### Bloco de texto

+===+

Os efeitos dessa MP são de extrema relevância para todas as empresas que recebem subvenções e benefícios de ICMS. O impacto não é somente para aquelas que estão com ações judiciais buscando o reconhecimento do tratamento de subvenções para investimento a benefícios de ICMS, ou sustentando que o Pacto Federativo afasta a tributação pela União Federal dos valores desses benefícios. A MP impacta inclusive empresas que tenham efetivas subvenções para investimento e que estejam realizando (ou já o tenham feito) investimentos em empreendimentos novos ou suas expansões. Isso porque, como comentado acima, a MP muda radicalmente toda a sistemática tributária das subvenções para investimento. A disciplina normativa de não tributar os valores recebidos como subvenções é substituída pelo regime tributário de primeiro tributar esses valores para só depois obter um crédito fiscal relativo ao valor do IRPJ incidente sobre o valor desses benefícios.

A mudança não representa somente um custo (muito relevante) financeiro, de arcar inicialmente com o IRPJ para só depois de um tempo (que podem ser anos) recebê-lo de volta. A nova sistemática implica nova tributação sobre os valores de subvenções para investimento pela CSLL, PIS e COFINS (ou de outros benefícios que passaram a ter o tratamento de subvenções para investimento).

Também merece ser destacado que a MP ignora as discussões que ocorrem no Superior Tribunal de Justiça – STJ e no Supremo Tribunal Federal – STF.

Com efeito, persiste ainda sem julgamento definitivo no STJ a discussão sobre quais benefícios estaduais não poderiam ser tributados pela União Federal em respeito ao chamado “Pacto Federativo”. Inicialmente (embora embargos de declaração estejam pendentes de julgamento), o STJ afirmou que não poderiam ser tributados por essa razão somente os benefícios estaduais de ICMS concedidos na forma de crédito presumido. A MP, porém, não concede um tratamento específico ao crédito presumido. Pode-se pensar que o debate a respeito do Pacto Federativo é distinto do tratamento tributário das subvenções para investimento. Por isso, a pendência de posicionamento do STJ ou mesmo sua posição até o momento de impossibilidade de tributação do crédito presumido não seria um impeditivo para a MP. Ainda assim, porém, parece inevitável o início de novo contencioso.

+===+

Registros de dados

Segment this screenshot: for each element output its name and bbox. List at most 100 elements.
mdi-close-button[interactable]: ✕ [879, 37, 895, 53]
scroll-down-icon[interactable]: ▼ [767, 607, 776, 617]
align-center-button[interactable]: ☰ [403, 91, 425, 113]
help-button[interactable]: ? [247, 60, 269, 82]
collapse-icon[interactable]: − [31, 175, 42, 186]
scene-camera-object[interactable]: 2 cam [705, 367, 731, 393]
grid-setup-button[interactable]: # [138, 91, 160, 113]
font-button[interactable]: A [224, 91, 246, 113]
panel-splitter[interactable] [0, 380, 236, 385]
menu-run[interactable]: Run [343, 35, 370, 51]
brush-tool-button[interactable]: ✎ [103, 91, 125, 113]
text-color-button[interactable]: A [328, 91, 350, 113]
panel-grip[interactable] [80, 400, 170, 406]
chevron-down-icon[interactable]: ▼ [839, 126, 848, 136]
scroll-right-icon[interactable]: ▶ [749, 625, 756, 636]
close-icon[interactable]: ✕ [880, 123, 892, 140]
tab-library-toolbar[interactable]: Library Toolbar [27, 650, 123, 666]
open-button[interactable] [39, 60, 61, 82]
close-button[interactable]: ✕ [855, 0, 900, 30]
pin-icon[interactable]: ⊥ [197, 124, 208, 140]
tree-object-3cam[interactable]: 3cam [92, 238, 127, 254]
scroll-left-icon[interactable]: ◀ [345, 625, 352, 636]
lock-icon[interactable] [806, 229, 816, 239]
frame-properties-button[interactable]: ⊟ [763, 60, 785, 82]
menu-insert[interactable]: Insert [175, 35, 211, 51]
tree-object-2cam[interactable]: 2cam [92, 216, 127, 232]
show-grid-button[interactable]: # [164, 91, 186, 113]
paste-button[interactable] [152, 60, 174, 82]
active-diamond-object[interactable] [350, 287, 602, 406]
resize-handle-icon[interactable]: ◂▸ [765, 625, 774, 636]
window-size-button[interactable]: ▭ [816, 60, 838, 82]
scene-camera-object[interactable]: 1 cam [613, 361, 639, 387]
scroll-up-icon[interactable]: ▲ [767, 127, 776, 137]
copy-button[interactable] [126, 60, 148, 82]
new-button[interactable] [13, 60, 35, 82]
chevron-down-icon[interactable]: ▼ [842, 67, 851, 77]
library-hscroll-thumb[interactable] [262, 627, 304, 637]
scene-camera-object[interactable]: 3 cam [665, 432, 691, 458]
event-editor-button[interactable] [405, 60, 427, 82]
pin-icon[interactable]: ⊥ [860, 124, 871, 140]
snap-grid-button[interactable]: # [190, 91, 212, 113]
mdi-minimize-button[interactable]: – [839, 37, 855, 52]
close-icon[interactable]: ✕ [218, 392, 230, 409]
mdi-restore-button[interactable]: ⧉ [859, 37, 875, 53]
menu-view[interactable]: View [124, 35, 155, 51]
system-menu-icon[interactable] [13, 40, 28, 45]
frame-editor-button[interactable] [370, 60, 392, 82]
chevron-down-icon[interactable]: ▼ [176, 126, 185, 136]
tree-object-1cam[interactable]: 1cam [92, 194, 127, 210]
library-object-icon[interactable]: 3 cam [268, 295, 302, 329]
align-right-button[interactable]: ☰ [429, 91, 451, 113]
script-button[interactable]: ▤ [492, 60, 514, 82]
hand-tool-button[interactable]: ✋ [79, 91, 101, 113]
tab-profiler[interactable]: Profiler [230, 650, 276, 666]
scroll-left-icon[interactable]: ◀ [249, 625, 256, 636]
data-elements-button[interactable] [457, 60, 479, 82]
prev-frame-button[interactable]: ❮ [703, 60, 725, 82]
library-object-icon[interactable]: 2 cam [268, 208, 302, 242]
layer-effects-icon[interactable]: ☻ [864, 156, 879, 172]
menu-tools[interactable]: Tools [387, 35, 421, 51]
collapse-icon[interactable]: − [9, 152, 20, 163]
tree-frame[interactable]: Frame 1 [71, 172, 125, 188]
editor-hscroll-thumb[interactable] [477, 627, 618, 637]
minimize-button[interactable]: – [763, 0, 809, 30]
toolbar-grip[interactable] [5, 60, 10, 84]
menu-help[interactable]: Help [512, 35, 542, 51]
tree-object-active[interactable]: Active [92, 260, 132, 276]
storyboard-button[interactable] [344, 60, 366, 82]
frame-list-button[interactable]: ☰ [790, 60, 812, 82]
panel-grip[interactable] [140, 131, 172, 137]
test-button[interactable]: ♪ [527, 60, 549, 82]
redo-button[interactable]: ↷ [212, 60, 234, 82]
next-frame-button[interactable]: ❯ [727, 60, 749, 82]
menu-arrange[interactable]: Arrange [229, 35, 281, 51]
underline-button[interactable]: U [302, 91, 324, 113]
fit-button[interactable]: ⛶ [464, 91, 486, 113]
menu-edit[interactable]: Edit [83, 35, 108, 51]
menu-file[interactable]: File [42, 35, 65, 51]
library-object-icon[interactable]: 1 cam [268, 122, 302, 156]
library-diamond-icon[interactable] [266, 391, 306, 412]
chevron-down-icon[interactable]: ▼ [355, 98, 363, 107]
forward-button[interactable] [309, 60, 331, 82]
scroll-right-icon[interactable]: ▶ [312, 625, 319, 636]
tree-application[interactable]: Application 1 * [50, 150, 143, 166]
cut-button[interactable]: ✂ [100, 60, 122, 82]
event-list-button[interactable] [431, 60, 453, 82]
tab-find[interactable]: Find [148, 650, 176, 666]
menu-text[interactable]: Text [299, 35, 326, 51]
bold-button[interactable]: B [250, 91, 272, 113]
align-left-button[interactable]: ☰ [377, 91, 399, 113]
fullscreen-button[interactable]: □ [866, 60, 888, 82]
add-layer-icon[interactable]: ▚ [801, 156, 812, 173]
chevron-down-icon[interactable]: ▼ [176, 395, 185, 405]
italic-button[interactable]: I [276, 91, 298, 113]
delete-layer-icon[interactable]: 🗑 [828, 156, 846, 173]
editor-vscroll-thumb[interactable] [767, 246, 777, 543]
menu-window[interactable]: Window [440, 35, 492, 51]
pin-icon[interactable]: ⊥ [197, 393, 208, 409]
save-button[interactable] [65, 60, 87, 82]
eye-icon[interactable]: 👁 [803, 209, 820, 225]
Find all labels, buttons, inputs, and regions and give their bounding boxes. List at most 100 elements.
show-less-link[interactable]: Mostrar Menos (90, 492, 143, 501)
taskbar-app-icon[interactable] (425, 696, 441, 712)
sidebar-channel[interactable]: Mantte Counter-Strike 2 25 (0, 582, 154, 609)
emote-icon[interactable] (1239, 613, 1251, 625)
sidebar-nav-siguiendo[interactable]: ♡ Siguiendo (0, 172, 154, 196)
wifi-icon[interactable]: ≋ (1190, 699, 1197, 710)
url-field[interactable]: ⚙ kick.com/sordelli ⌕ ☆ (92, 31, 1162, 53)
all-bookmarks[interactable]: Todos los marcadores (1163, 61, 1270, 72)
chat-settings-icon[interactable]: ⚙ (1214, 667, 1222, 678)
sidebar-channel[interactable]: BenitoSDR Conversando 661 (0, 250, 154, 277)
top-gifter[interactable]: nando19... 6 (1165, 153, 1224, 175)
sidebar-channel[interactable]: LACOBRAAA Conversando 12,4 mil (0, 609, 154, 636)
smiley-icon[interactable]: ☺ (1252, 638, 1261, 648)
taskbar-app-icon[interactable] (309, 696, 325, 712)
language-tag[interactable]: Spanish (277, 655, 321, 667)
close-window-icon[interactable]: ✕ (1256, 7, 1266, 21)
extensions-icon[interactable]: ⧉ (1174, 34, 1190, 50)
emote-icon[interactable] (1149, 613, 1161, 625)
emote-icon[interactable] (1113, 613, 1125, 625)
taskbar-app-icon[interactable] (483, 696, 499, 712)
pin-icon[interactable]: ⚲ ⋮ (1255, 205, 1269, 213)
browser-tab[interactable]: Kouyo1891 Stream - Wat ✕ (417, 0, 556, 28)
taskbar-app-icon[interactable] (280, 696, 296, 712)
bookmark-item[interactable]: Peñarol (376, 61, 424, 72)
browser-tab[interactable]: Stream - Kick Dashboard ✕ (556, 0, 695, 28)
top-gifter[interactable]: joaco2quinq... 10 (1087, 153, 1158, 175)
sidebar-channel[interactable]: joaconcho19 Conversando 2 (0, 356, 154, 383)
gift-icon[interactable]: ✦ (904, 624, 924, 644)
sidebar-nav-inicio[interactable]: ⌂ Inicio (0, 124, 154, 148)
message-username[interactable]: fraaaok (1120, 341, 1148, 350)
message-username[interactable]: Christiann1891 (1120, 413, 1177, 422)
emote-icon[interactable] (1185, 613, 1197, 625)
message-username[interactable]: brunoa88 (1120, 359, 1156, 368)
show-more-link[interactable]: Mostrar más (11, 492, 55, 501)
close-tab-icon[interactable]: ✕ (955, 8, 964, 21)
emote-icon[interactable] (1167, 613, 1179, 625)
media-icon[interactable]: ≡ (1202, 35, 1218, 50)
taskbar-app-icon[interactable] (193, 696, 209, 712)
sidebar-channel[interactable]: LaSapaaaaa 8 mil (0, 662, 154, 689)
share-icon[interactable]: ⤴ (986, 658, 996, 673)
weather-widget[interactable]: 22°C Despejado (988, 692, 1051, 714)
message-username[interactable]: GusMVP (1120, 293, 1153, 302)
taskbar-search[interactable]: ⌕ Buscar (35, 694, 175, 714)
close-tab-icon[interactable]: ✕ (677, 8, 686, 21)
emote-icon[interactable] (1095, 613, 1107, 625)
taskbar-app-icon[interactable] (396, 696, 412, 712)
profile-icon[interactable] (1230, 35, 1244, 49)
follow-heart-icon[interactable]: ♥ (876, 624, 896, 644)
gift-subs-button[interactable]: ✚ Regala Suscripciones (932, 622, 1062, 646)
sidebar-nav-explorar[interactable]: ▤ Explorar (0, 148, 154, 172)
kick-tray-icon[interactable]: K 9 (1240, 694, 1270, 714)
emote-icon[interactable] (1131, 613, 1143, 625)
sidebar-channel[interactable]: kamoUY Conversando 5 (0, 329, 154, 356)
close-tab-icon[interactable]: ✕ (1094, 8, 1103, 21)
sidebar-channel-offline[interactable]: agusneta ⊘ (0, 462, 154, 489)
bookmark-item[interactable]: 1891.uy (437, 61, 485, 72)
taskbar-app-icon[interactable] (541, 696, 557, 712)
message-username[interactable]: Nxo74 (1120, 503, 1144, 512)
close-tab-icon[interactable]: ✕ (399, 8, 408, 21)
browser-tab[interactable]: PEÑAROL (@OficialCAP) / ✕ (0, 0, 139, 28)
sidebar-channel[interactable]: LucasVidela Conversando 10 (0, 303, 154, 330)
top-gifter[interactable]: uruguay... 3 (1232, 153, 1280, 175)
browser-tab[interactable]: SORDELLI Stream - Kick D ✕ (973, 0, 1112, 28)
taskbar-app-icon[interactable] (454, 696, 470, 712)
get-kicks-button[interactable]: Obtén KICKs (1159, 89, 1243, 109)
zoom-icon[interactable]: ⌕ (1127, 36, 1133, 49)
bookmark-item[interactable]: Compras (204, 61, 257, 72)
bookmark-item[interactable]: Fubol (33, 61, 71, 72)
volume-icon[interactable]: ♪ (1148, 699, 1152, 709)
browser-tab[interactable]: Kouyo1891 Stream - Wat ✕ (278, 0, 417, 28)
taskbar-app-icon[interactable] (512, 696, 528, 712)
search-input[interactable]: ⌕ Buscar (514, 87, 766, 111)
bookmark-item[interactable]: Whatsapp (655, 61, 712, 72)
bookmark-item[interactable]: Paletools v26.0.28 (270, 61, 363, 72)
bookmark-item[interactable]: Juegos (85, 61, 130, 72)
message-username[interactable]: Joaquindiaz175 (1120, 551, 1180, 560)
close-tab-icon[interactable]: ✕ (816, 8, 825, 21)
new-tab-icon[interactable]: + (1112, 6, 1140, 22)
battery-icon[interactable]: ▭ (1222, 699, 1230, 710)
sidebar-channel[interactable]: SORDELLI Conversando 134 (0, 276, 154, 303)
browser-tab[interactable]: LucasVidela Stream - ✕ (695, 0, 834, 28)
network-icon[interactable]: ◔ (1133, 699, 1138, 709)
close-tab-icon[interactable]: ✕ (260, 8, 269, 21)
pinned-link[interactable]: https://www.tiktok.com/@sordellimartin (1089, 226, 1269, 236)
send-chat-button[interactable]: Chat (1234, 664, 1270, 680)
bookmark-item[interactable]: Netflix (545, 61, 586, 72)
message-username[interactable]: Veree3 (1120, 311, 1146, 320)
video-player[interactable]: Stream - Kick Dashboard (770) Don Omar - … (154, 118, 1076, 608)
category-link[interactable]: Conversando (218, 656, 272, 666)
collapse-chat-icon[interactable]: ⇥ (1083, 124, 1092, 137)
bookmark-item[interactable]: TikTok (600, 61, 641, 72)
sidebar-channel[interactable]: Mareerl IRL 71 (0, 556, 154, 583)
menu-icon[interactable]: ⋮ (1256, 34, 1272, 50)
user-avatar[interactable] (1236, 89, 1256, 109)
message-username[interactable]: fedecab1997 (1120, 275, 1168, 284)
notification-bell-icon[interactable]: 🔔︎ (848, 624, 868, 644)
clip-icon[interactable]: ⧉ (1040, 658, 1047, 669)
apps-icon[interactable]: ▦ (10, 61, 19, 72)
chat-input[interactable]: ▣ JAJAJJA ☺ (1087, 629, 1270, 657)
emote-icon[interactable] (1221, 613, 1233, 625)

+===+

### Objetivos
• a. Liste todas as siglas de tributos citadas no texto sobre subvenções para investimento, na ordem em que aparecem.
• b. Reproduza literalmente o trecho do texto sobre subvenções para investimento entre "A mudança não" e "subvenções para investimento).", inclusive.
As linhas de dados não têm nenhuma relação com o texto sobre subvenções para investimento.

### Respostas dos exercícios
• a. ICMS, IRPJ, CSLL, PIS, COFINS

• b.
A mudança não representa somente um custo (muito relevante) financeiro, de arcar inicialmente com o IRPJ para só depois de um tempo (que podem ser anos) recebê-lo de volta. A nova sistemática implica nova tributação sobre os valores de subvenções para investimento pela CSLL, PIS e COFINS (ou de outros benefícios que passaram a ter o tratamento de subvenções para investimento).